Copy out all lines where "label" appears.
[Start]
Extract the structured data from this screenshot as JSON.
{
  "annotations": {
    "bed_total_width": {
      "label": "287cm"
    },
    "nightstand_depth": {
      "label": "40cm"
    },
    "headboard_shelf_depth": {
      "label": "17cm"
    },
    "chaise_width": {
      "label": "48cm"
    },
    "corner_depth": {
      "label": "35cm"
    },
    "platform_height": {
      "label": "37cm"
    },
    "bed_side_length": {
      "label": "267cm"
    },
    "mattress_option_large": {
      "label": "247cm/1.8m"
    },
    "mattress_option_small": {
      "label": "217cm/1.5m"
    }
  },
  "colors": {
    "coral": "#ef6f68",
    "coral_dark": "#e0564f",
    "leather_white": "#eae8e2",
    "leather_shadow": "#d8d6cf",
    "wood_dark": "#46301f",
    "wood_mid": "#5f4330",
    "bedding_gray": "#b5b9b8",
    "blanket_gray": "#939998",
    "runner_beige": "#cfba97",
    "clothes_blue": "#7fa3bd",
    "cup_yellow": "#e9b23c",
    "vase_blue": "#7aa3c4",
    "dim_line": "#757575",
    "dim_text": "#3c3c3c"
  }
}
[End]
◆ **Task response**
      "label": "287cm"
      "label": "40cm"
      "label": "17cm"
      "label": "48cm"
      "label": "35cm"
      "label": "37cm"
      "label": "267cm"
      "label": "247cm/1.8m"
      "label": "217cm/1.5m"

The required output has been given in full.